Exercise description —
Provide only the number of lines in the data below that contain the string "CSRH".
----
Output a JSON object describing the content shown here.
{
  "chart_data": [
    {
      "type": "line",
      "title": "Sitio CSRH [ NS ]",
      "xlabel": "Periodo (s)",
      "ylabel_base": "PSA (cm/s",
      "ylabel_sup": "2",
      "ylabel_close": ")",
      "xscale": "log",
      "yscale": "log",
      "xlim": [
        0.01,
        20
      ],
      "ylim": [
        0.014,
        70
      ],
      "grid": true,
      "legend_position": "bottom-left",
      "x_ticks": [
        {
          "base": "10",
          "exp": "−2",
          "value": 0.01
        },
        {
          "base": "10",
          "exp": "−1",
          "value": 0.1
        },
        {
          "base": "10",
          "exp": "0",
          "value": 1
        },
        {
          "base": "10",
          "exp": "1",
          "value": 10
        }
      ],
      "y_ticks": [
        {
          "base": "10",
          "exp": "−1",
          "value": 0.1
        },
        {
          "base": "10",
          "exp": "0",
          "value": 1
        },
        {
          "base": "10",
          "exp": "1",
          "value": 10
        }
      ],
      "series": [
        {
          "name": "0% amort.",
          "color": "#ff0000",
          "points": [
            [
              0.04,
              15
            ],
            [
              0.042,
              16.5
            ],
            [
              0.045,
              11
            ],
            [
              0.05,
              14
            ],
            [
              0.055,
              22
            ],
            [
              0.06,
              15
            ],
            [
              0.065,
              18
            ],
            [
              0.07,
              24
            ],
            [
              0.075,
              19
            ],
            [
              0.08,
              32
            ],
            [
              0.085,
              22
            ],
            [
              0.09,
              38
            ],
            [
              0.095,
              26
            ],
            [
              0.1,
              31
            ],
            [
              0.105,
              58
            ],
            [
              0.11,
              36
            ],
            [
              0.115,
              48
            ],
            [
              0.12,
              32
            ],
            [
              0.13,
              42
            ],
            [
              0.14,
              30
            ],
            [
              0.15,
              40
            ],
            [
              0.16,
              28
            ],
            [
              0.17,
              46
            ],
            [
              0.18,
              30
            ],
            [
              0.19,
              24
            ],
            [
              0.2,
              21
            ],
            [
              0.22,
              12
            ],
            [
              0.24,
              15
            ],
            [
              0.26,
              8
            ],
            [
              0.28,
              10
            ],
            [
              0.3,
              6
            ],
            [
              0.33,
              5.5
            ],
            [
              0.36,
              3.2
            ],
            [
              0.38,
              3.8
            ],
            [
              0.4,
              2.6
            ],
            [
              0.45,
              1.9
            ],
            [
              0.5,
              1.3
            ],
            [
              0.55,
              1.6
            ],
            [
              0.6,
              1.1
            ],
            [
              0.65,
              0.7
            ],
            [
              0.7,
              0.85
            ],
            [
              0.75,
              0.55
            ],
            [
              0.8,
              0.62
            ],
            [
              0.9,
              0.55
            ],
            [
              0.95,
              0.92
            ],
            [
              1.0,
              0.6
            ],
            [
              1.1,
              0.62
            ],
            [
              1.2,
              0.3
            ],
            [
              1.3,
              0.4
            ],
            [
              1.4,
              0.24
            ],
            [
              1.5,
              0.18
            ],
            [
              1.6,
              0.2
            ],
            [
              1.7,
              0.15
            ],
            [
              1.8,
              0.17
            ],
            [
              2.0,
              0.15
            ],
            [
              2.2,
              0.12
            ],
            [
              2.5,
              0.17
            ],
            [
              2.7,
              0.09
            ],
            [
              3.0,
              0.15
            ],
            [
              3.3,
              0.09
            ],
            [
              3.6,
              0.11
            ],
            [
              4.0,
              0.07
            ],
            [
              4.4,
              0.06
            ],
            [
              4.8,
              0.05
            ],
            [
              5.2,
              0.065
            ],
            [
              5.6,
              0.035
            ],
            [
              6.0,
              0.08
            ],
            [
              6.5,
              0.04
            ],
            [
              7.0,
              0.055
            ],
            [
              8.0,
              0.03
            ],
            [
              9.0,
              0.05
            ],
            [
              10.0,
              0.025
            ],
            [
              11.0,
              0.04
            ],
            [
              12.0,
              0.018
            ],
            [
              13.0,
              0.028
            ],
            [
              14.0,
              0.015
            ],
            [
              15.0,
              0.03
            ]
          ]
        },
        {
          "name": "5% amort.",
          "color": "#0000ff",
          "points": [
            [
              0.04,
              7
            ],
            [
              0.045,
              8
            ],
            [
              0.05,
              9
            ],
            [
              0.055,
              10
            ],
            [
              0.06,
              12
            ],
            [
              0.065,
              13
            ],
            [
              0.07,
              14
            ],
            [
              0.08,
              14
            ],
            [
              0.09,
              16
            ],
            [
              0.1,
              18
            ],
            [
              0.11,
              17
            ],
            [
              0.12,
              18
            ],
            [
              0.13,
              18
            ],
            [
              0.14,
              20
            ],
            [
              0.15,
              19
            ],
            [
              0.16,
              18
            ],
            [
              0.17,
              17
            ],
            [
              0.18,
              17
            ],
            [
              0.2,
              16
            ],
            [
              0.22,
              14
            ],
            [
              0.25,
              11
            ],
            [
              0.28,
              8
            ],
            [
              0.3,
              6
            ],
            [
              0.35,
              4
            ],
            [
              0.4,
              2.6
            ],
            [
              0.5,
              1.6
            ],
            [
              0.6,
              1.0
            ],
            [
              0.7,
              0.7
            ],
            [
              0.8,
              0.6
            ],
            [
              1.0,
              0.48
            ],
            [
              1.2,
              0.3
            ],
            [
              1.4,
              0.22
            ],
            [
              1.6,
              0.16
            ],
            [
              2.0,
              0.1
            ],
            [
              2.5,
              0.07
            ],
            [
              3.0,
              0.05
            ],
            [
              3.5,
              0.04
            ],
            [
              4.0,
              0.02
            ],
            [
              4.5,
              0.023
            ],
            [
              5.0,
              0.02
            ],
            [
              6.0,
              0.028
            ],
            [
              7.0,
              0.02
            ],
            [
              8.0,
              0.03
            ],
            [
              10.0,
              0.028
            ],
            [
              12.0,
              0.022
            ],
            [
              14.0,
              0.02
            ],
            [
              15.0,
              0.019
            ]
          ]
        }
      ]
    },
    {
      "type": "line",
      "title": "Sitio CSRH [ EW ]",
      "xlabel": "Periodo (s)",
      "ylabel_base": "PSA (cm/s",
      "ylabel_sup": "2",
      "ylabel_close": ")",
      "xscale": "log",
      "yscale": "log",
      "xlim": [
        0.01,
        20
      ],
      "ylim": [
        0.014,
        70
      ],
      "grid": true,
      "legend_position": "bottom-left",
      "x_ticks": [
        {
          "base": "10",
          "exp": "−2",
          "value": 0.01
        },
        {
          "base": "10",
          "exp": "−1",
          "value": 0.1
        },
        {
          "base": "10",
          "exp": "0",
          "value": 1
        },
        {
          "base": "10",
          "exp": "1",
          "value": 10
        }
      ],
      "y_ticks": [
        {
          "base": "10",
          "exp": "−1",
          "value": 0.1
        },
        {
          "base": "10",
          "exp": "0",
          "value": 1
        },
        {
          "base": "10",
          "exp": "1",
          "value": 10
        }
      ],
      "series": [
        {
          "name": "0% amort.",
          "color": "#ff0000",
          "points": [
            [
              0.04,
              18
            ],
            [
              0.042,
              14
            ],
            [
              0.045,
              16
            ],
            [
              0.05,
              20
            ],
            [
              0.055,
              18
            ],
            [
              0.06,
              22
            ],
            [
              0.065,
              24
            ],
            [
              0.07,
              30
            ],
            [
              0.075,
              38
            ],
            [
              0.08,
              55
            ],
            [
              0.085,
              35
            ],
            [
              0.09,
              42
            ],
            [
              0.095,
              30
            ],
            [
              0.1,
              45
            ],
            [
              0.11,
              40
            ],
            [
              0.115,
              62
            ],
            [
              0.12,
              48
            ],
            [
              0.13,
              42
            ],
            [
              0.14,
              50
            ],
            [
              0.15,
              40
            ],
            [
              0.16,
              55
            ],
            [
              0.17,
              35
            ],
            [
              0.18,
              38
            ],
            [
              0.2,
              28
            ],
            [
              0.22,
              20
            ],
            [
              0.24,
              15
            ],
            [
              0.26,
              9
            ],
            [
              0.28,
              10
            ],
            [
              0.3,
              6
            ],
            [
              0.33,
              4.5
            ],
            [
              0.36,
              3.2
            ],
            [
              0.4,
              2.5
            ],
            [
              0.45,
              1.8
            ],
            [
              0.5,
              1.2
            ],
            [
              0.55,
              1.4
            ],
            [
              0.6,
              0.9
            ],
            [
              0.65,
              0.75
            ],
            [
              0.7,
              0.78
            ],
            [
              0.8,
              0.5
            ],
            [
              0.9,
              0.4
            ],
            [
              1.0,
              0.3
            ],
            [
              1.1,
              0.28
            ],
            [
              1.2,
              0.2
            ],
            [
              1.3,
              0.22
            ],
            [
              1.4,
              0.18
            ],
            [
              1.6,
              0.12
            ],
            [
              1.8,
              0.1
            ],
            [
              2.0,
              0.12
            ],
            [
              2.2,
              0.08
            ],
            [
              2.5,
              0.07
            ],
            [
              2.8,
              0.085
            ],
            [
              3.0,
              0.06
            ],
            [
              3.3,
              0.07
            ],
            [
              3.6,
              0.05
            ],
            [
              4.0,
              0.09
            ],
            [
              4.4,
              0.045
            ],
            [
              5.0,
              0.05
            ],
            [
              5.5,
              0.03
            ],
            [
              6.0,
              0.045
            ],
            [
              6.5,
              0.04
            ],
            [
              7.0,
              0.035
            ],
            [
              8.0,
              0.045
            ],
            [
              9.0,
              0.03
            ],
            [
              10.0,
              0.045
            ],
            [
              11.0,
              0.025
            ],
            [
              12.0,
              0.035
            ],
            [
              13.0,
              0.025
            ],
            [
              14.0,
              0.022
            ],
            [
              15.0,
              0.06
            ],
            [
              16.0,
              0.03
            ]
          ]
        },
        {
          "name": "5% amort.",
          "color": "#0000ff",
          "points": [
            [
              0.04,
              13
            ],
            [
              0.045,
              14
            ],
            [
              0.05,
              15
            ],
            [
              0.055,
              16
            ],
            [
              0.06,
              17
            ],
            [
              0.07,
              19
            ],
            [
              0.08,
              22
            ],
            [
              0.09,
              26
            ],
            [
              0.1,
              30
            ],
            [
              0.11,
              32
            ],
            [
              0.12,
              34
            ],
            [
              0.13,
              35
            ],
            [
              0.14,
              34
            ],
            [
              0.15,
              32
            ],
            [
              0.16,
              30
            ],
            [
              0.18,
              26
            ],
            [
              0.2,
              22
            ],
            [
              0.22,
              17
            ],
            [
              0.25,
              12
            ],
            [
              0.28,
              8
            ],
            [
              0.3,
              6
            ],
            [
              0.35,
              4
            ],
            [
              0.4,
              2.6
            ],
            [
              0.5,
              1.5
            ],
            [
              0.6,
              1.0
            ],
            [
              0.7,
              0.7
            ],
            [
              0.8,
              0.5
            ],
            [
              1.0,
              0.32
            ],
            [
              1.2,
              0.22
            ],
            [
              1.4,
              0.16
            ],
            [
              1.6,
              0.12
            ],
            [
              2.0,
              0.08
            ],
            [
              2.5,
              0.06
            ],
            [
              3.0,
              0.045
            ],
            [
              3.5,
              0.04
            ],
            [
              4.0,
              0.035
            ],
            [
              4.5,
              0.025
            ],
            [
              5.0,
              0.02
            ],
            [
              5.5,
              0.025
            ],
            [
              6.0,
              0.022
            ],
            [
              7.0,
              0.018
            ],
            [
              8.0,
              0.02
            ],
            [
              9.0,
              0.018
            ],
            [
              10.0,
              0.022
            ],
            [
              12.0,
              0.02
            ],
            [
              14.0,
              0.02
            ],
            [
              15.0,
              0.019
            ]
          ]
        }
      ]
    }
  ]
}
----
Task answer —
2